STATED GOAL
Omit the pictures and output every entry below exactly as written.

TASK INPUT

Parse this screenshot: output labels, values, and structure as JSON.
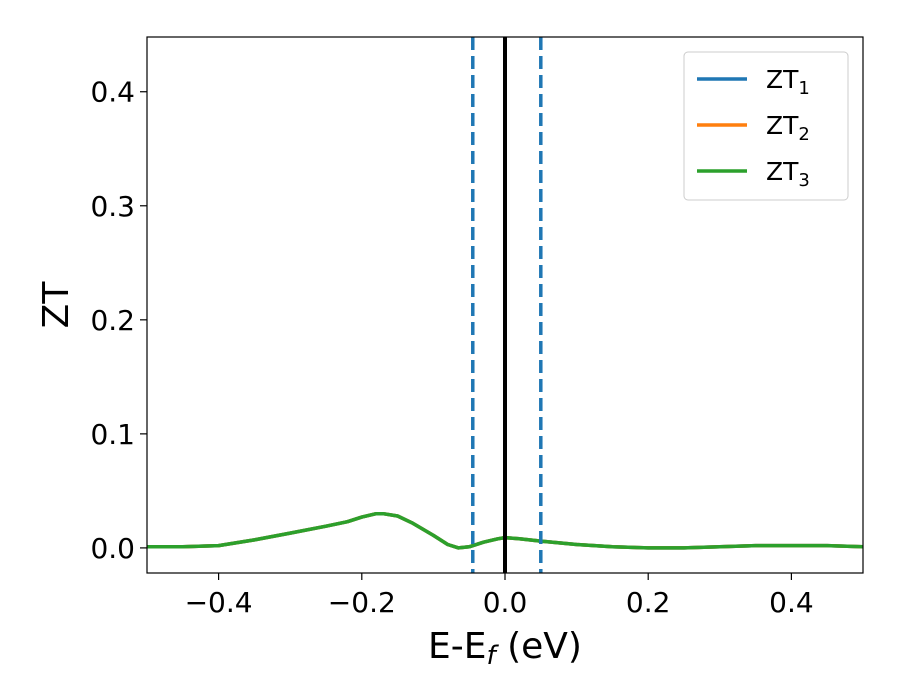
{
  "chart_data": {
    "type": "line",
    "xlabel": {
      "main": "E-E",
      "sub": "f",
      "suffix": " (eV)"
    },
    "ylabel": "ZT",
    "xlim": [
      -0.5,
      0.5
    ],
    "ylim": [
      -0.022,
      0.448
    ],
    "x_ticks": [
      {
        "value": -0.4,
        "label": "−0.4"
      },
      {
        "value": -0.2,
        "label": "−0.2"
      },
      {
        "value": 0.0,
        "label": "0.0"
      },
      {
        "value": 0.2,
        "label": "0.2"
      },
      {
        "value": 0.4,
        "label": "0.4"
      }
    ],
    "y_ticks": [
      {
        "value": 0.0,
        "label": "0.0"
      },
      {
        "value": 0.1,
        "label": "0.1"
      },
      {
        "value": 0.2,
        "label": "0.2"
      },
      {
        "value": 0.3,
        "label": "0.3"
      },
      {
        "value": 0.4,
        "label": "0.4"
      }
    ],
    "grid": false,
    "legend_position": "top-right",
    "series": [
      {
        "name": "ZT",
        "sub": "1",
        "color": "#1f77b4",
        "x": [
          -0.5,
          -0.45,
          -0.4,
          -0.35,
          -0.3,
          -0.25,
          -0.22,
          -0.2,
          -0.18,
          -0.17,
          -0.15,
          -0.13,
          -0.1,
          -0.08,
          -0.065,
          -0.05,
          -0.03,
          -0.01,
          0.0,
          0.02,
          0.05,
          0.1,
          0.15,
          0.2,
          0.25,
          0.3,
          0.35,
          0.4,
          0.45,
          0.5
        ],
        "y": [
          0.001,
          0.001,
          0.002,
          0.007,
          0.013,
          0.019,
          0.023,
          0.027,
          0.03,
          0.03,
          0.028,
          0.022,
          0.011,
          0.003,
          0.0,
          0.001,
          0.005,
          0.008,
          0.009,
          0.008,
          0.006,
          0.003,
          0.001,
          0.0,
          0.0,
          0.001,
          0.002,
          0.002,
          0.002,
          0.001
        ]
      },
      {
        "name": "ZT",
        "sub": "2",
        "color": "#ff7f0e",
        "x": [
          -0.5,
          -0.45,
          -0.4,
          -0.35,
          -0.3,
          -0.25,
          -0.22,
          -0.2,
          -0.18,
          -0.17,
          -0.15,
          -0.13,
          -0.1,
          -0.08,
          -0.065,
          -0.05,
          -0.03,
          -0.01,
          0.0,
          0.02,
          0.05,
          0.1,
          0.15,
          0.2,
          0.25,
          0.3,
          0.35,
          0.4,
          0.45,
          0.5
        ],
        "y": [
          0.001,
          0.001,
          0.002,
          0.007,
          0.013,
          0.019,
          0.023,
          0.027,
          0.03,
          0.03,
          0.028,
          0.022,
          0.011,
          0.003,
          0.0,
          0.001,
          0.005,
          0.008,
          0.009,
          0.008,
          0.006,
          0.003,
          0.001,
          0.0,
          0.0,
          0.001,
          0.002,
          0.002,
          0.002,
          0.001
        ]
      },
      {
        "name": "ZT",
        "sub": "3",
        "color": "#2ca02c",
        "x": [
          -0.5,
          -0.45,
          -0.4,
          -0.35,
          -0.3,
          -0.25,
          -0.22,
          -0.2,
          -0.18,
          -0.17,
          -0.15,
          -0.13,
          -0.1,
          -0.08,
          -0.065,
          -0.05,
          -0.03,
          -0.01,
          0.0,
          0.02,
          0.05,
          0.1,
          0.15,
          0.2,
          0.25,
          0.3,
          0.35,
          0.4,
          0.45,
          0.5
        ],
        "y": [
          0.001,
          0.001,
          0.002,
          0.007,
          0.013,
          0.019,
          0.023,
          0.027,
          0.03,
          0.03,
          0.028,
          0.022,
          0.011,
          0.003,
          0.0,
          0.001,
          0.005,
          0.008,
          0.009,
          0.008,
          0.006,
          0.003,
          0.001,
          0.0,
          0.0,
          0.001,
          0.002,
          0.002,
          0.002,
          0.001
        ]
      }
    ],
    "vertical_lines": [
      {
        "x": -0.045,
        "style": "dashed",
        "color": "#1f77b4"
      },
      {
        "x": 0.0,
        "style": "solid",
        "color": "#000000"
      },
      {
        "x": 0.05,
        "style": "dashed",
        "color": "#1f77b4"
      }
    ]
  }
}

SOLUTION FOR THIS TASK
Parse this screenshot: output labels, values, and structure as JSON.
{
  "chart_data": {
    "type": "line",
    "xlabel": {
      "main": "E-E",
      "sub": "f",
      "suffix": " (eV)"
    },
    "ylabel": "ZT",
    "xlim": [
      -0.5,
      0.5
    ],
    "ylim": [
      -0.022,
      0.448
    ],
    "x_ticks": [
      {
        "value": -0.4,
        "label": "−0.4"
      },
      {
        "value": -0.2,
        "label": "−0.2"
      },
      {
        "value": 0.0,
        "label": "0.0"
      },
      {
        "value": 0.2,
        "label": "0.2"
      },
      {
        "value": 0.4,
        "label": "0.4"
      }
    ],
    "y_ticks": [
      {
        "value": 0.0,
        "label": "0.0"
      },
      {
        "value": 0.1,
        "label": "0.1"
      },
      {
        "value": 0.2,
        "label": "0.2"
      },
      {
        "value": 0.3,
        "label": "0.3"
      },
      {
        "value": 0.4,
        "label": "0.4"
      }
    ],
    "grid": false,
    "legend_position": "top-right",
    "series": [
      {
        "name": "ZT",
        "sub": "1",
        "color": "#1f77b4",
        "x": [
          -0.5,
          -0.45,
          -0.4,
          -0.35,
          -0.3,
          -0.25,
          -0.22,
          -0.2,
          -0.18,
          -0.17,
          -0.15,
          -0.13,
          -0.1,
          -0.08,
          -0.065,
          -0.05,
          -0.03,
          -0.01,
          0.0,
          0.02,
          0.05,
          0.1,
          0.15,
          0.2,
          0.25,
          0.3,
          0.35,
          0.4,
          0.45,
          0.5
        ],
        "y": [
          0.001,
          0.001,
          0.002,
          0.007,
          0.013,
          0.019,
          0.023,
          0.027,
          0.03,
          0.03,
          0.028,
          0.022,
          0.011,
          0.003,
          0.0,
          0.001,
          0.005,
          0.008,
          0.009,
          0.008,
          0.006,
          0.003,
          0.001,
          0.0,
          0.0,
          0.001,
          0.002,
          0.002,
          0.002,
          0.001
        ]
      },
      {
        "name": "ZT",
        "sub": "2",
        "color": "#ff7f0e",
        "x": [
          -0.5,
          -0.45,
          -0.4,
          -0.35,
          -0.3,
          -0.25,
          -0.22,
          -0.2,
          -0.18,
          -0.17,
          -0.15,
          -0.13,
          -0.1,
          -0.08,
          -0.065,
          -0.05,
          -0.03,
          -0.01,
          0.0,
          0.02,
          0.05,
          0.1,
          0.15,
          0.2,
          0.25,
          0.3,
          0.35,
          0.4,
          0.45,
          0.5
        ],
        "y": [
          0.001,
          0.001,
          0.002,
          0.007,
          0.013,
          0.019,
          0.023,
          0.027,
          0.03,
          0.03,
          0.028,
          0.022,
          0.011,
          0.003,
          0.0,
          0.001,
          0.005,
          0.008,
          0.009,
          0.008,
          0.006,
          0.003,
          0.001,
          0.0,
          0.0,
          0.001,
          0.002,
          0.002,
          0.002,
          0.001
        ]
      },
      {
        "name": "ZT",
        "sub": "3",
        "color": "#2ca02c",
        "x": [
          -0.5,
          -0.45,
          -0.4,
          -0.35,
          -0.3,
          -0.25,
          -0.22,
          -0.2,
          -0.18,
          -0.17,
          -0.15,
          -0.13,
          -0.1,
          -0.08,
          -0.065,
          -0.05,
          -0.03,
          -0.01,
          0.0,
          0.02,
          0.05,
          0.1,
          0.15,
          0.2,
          0.25,
          0.3,
          0.35,
          0.4,
          0.45,
          0.5
        ],
        "y": [
          0.001,
          0.001,
          0.002,
          0.007,
          0.013,
          0.019,
          0.023,
          0.027,
          0.03,
          0.03,
          0.028,
          0.022,
          0.011,
          0.003,
          0.0,
          0.001,
          0.005,
          0.008,
          0.009,
          0.008,
          0.006,
          0.003,
          0.001,
          0.0,
          0.0,
          0.001,
          0.002,
          0.002,
          0.002,
          0.001
        ]
      }
    ],
    "vertical_lines": [
      {
        "x": -0.045,
        "style": "dashed",
        "color": "#1f77b4"
      },
      {
        "x": 0.0,
        "style": "solid",
        "color": "#000000"
      },
      {
        "x": 0.05,
        "style": "dashed",
        "color": "#1f77b4"
      }
    ]
  }
}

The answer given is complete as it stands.